Reproduce every entry exactly, without alteration.

### Data provided
• • • • • • •

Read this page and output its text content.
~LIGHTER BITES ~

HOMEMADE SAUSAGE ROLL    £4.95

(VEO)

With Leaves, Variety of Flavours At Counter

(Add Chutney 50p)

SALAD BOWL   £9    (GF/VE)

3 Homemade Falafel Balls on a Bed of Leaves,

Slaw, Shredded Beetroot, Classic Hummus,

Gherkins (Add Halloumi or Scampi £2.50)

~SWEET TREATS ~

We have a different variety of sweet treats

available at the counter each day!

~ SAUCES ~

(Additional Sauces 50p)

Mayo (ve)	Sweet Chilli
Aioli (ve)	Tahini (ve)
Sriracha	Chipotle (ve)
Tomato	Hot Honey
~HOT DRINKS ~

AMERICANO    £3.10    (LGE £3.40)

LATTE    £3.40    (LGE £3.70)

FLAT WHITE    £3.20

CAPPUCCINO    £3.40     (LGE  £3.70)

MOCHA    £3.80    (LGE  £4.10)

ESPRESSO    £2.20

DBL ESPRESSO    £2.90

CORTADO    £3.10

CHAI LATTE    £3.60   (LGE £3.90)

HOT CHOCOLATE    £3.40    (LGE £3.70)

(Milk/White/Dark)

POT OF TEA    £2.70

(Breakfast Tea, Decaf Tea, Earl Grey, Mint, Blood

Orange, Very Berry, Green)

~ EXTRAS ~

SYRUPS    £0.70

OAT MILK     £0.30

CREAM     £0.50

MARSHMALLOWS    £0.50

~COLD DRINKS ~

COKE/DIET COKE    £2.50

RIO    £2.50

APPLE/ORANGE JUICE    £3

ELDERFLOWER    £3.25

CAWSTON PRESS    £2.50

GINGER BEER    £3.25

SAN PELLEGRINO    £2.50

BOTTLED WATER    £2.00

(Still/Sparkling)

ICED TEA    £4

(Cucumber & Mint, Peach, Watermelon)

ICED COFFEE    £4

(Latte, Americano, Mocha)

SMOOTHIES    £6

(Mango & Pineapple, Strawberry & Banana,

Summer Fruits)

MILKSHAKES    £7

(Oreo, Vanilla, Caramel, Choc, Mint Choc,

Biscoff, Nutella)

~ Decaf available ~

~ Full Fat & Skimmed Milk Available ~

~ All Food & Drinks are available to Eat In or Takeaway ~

• • • • • • •

### Solution to this task
Read this page and output its text content.
~LIGHTER BITES ~

HOMEMADE SAUSAGE ROLL    £4.95

(VEO)

With Leaves, Variety of Flavours At Counter

(Add Chutney 50p)

SALAD BOWL   £9    (GF/VE)

3 Homemade Falafel Balls on a Bed of Leaves,

Slaw, Shredded Beetroot, Classic Hummus,

Gherkins (Add Halloumi or Scampi £2.50)

~SWEET TREATS ~

We have a different variety of sweet treats

available at the counter each day!

~ SAUCES ~

(Additional Sauces 50p)

Mayo (ve)	Sweet Chilli
Aioli (ve)	Tahini (ve)
Sriracha	Chipotle (ve)
Tomato	Hot Honey
~HOT DRINKS ~

AMERICANO    £3.10    (LGE £3.40)

LATTE    £3.40    (LGE £3.70)

FLAT WHITE    £3.20

CAPPUCCINO    £3.40     (LGE  £3.70)

MOCHA    £3.80    (LGE  £4.10)

ESPRESSO    £2.20

DBL ESPRESSO    £2.90

CORTADO    £3.10

CHAI LATTE    £3.60   (LGE £3.90)

HOT CHOCOLATE    £3.40    (LGE £3.70)

(Milk/White/Dark)

POT OF TEA    £2.70

(Breakfast Tea, Decaf Tea, Earl Grey, Mint, Blood

Orange, Very Berry, Green)

~ EXTRAS ~

SYRUPS    £0.70

OAT MILK     £0.30

CREAM     £0.50

MARSHMALLOWS    £0.50

~COLD DRINKS ~

COKE/DIET COKE    £2.50

RIO    £2.50

APPLE/ORANGE JUICE    £3

ELDERFLOWER    £3.25

CAWSTON PRESS    £2.50

GINGER BEER    £3.25

SAN PELLEGRINO    £2.50

BOTTLED WATER    £2.00

(Still/Sparkling)

ICED TEA    £4

(Cucumber & Mint, Peach, Watermelon)

ICED COFFEE    £4

(Latte, Americano, Mocha)

SMOOTHIES    £6

(Mango & Pineapple, Strawberry & Banana,

Summer Fruits)

MILKSHAKES    £7

(Oreo, Vanilla, Caramel, Choc, Mint Choc,

Biscoff, Nutella)

~ Decaf available ~

~ Full Fat & Skimmed Milk Available ~

~ All Food & Drinks are available to Eat In or Takeaway ~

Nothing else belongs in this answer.